[Lines of data]
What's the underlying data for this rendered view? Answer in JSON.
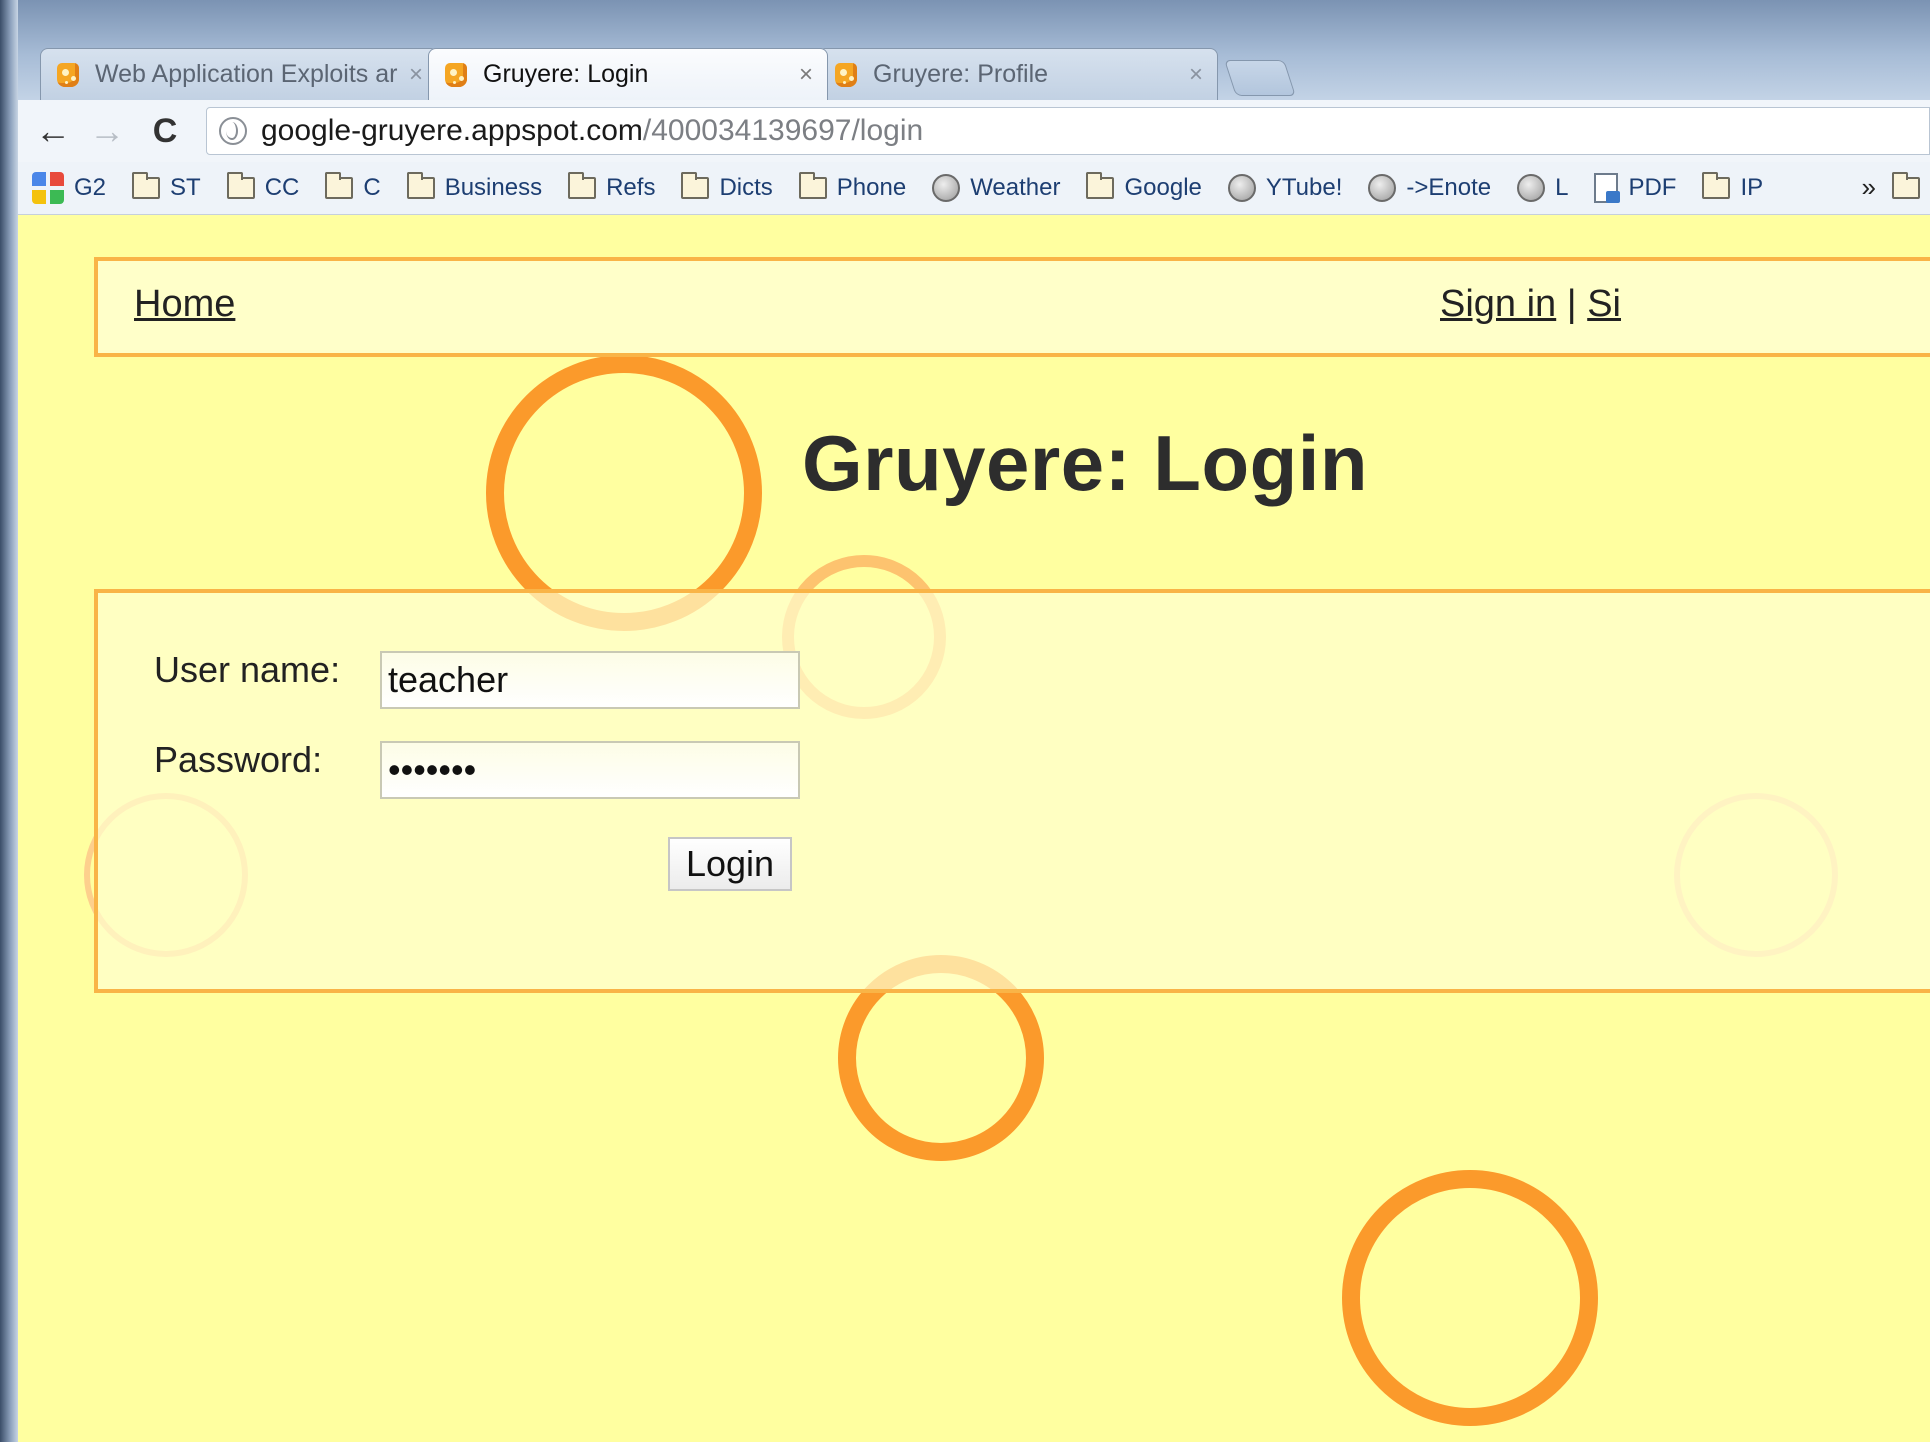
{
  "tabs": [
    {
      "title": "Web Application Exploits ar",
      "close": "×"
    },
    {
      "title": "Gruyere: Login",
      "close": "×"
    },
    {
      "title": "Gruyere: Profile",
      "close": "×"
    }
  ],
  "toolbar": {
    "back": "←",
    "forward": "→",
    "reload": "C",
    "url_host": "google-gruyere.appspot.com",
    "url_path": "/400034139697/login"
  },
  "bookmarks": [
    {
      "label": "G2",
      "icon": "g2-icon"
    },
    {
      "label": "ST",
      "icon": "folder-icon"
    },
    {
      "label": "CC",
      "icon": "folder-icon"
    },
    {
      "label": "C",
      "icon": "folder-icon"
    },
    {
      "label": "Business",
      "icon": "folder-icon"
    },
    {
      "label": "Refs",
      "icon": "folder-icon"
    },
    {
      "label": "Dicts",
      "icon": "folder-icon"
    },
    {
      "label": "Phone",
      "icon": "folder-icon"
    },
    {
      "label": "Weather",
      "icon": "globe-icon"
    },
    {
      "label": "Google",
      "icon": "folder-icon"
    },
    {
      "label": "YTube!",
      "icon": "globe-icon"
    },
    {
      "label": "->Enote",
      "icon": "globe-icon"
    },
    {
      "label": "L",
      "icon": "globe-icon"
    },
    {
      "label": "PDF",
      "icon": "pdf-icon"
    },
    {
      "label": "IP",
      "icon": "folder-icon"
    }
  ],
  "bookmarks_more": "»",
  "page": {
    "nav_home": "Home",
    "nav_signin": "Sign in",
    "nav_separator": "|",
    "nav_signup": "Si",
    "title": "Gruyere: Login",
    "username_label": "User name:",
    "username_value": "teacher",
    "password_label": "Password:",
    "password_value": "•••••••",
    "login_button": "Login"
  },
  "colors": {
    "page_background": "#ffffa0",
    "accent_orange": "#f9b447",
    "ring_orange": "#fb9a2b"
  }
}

**The problem:** Find the lines above that contain the word "title" and collect them.

**Solution:**
      "title": "Web Application Exploits ar",
      "title": "Gruyere: Login",
      "title": "Gruyere: Profile",
    "title": "Gruyere: Login",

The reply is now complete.